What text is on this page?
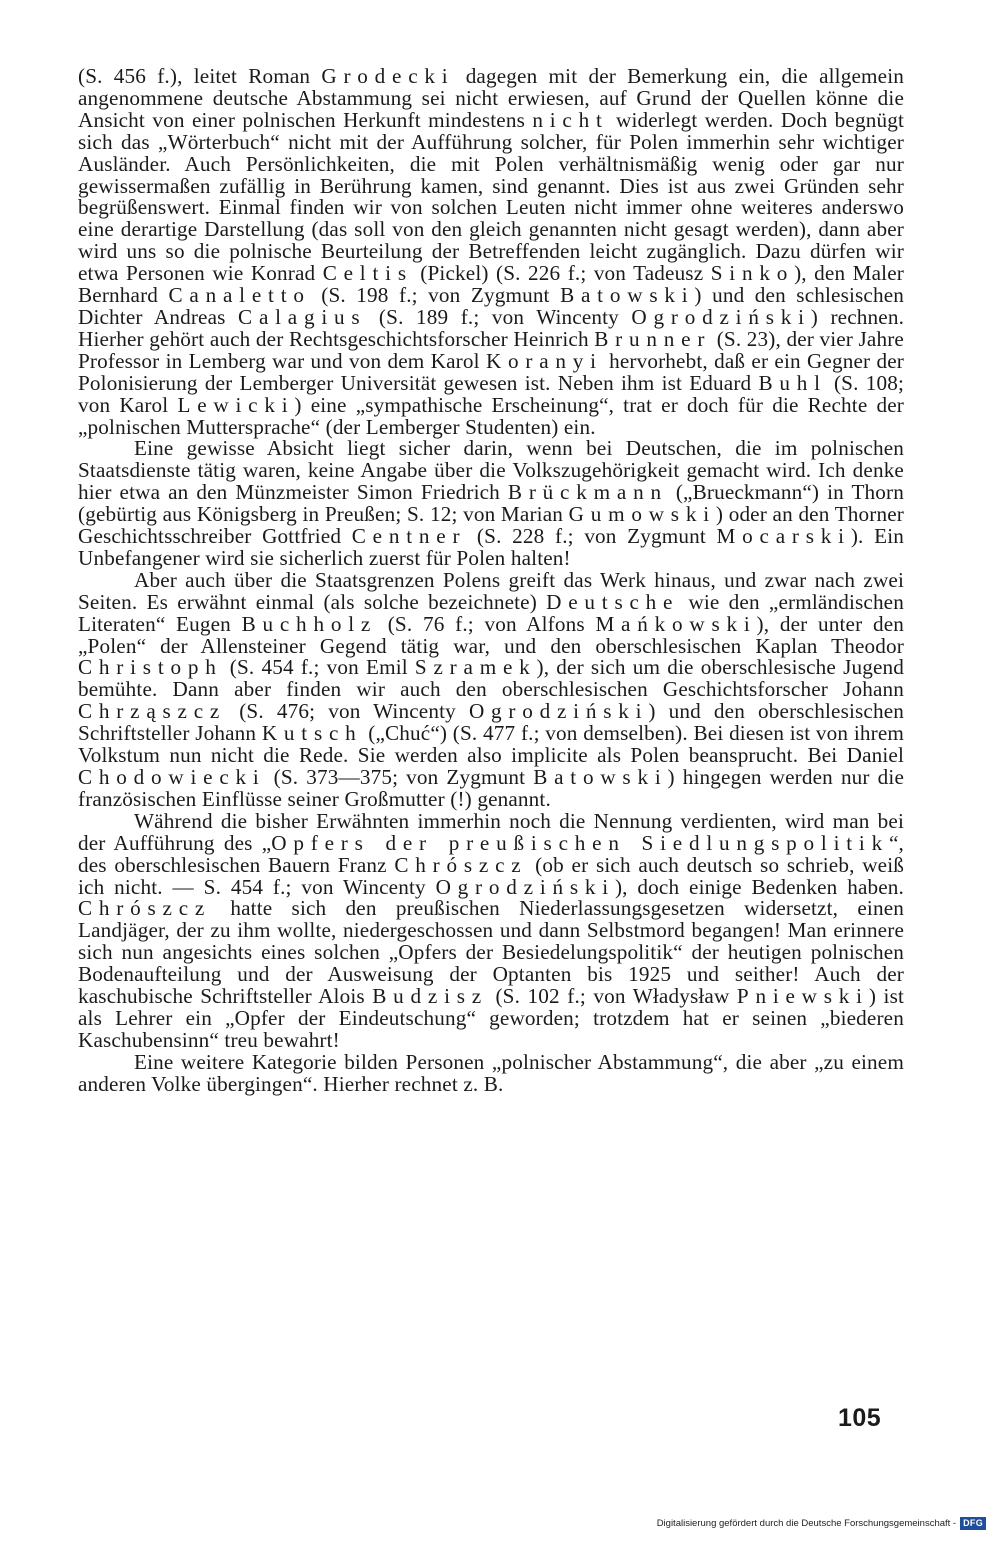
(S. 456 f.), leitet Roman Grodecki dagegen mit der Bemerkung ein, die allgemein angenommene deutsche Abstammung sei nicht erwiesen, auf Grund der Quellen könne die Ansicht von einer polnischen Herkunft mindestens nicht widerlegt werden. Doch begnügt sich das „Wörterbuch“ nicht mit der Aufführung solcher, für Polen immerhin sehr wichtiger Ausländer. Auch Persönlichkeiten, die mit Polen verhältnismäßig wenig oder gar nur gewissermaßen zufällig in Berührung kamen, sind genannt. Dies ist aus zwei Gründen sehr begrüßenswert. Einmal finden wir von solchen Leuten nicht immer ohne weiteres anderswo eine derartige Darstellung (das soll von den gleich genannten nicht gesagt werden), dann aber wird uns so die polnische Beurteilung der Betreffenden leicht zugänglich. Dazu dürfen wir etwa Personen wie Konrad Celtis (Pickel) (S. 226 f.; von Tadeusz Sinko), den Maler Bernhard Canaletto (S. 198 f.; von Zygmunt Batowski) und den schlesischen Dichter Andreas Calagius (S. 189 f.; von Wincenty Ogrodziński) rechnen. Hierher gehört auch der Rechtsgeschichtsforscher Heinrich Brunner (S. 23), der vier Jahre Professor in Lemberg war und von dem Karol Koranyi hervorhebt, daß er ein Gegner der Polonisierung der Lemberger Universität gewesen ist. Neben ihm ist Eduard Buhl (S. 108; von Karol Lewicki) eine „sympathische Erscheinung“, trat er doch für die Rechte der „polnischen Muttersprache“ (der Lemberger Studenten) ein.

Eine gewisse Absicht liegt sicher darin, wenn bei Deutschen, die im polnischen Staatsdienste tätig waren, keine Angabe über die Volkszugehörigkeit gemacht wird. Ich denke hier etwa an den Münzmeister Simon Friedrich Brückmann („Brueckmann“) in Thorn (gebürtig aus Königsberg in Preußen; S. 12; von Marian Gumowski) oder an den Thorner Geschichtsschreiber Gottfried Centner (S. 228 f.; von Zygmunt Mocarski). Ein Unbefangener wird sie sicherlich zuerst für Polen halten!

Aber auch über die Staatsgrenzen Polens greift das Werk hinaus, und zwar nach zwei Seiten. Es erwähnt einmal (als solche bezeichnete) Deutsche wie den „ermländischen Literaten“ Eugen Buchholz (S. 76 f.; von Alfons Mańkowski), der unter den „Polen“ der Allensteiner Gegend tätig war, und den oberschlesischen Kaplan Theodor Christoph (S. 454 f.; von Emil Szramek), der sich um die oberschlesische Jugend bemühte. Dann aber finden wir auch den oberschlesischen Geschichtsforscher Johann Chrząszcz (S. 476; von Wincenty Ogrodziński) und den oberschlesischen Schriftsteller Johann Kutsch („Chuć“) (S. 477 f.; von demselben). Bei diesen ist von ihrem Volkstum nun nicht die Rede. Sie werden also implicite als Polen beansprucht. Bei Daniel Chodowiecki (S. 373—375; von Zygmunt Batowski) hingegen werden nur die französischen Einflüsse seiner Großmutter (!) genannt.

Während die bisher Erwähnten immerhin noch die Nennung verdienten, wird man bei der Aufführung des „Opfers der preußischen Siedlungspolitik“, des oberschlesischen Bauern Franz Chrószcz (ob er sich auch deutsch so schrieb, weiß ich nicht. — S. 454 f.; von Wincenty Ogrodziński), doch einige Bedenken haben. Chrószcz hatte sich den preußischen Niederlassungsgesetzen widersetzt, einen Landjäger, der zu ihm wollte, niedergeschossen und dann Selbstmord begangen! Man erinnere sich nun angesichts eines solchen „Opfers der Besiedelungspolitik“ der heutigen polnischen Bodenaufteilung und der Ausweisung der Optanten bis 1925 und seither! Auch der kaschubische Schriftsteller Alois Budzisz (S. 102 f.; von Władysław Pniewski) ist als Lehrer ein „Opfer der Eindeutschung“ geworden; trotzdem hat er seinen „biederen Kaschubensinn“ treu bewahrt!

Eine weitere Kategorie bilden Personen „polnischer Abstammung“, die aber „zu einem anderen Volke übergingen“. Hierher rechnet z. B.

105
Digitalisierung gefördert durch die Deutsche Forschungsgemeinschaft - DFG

++++

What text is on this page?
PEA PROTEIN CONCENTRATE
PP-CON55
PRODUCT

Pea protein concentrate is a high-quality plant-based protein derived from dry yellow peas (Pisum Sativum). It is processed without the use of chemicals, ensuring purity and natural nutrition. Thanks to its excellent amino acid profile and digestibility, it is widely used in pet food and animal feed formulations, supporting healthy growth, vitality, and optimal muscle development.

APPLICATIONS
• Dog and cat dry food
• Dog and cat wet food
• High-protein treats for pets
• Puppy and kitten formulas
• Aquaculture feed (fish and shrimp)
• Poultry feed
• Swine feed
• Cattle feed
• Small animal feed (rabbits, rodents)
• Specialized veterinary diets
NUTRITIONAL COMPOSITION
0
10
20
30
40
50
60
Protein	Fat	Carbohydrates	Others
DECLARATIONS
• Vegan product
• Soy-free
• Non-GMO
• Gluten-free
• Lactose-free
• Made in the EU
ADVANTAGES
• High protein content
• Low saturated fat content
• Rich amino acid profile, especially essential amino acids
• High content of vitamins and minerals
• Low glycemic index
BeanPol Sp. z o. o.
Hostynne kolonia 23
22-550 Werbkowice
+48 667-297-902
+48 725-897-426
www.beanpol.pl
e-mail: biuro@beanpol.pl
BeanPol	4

++++

In the material above, how many lines include the word "content"? State that number alone.

3